-- start of GIVEN RECORDS --

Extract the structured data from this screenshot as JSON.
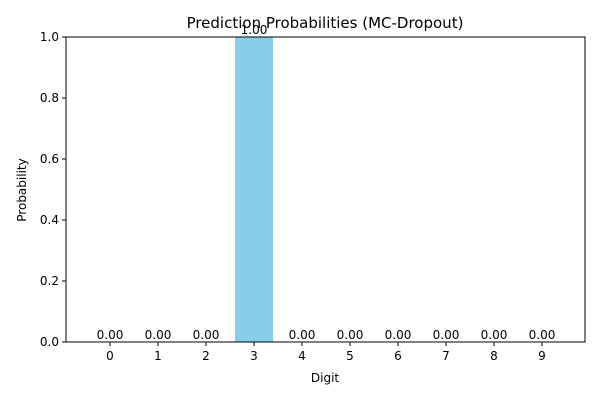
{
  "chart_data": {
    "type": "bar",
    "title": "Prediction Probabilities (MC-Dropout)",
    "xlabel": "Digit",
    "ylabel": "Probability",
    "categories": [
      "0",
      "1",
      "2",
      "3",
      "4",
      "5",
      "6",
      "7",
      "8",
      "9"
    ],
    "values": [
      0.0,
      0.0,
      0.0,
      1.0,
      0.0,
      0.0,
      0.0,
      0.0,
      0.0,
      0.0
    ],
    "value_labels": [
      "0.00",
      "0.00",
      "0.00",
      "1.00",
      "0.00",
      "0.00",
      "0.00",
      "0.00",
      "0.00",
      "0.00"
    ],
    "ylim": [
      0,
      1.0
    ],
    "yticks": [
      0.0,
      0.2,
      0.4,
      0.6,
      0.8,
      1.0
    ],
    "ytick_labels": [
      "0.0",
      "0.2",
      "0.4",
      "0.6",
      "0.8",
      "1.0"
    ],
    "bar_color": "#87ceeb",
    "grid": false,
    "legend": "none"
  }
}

-- end of GIVEN RECORDS --

# WRITTEN TASK
Pictures don't belong in the copy. Restate all the entries exactly.

# FINISHED ANSWER
Extract the structured data from this screenshot as JSON.
{
  "chart_data": {
    "type": "bar",
    "title": "Prediction Probabilities (MC-Dropout)",
    "xlabel": "Digit",
    "ylabel": "Probability",
    "categories": [
      "0",
      "1",
      "2",
      "3",
      "4",
      "5",
      "6",
      "7",
      "8",
      "9"
    ],
    "values": [
      0.0,
      0.0,
      0.0,
      1.0,
      0.0,
      0.0,
      0.0,
      0.0,
      0.0,
      0.0
    ],
    "value_labels": [
      "0.00",
      "0.00",
      "0.00",
      "1.00",
      "0.00",
      "0.00",
      "0.00",
      "0.00",
      "0.00",
      "0.00"
    ],
    "ylim": [
      0,
      1.0
    ],
    "yticks": [
      0.0,
      0.2,
      0.4,
      0.6,
      0.8,
      1.0
    ],
    "ytick_labels": [
      "0.0",
      "0.2",
      "0.4",
      "0.6",
      "0.8",
      "1.0"
    ],
    "bar_color": "#87ceeb",
    "grid": false,
    "legend": "none"
  }
}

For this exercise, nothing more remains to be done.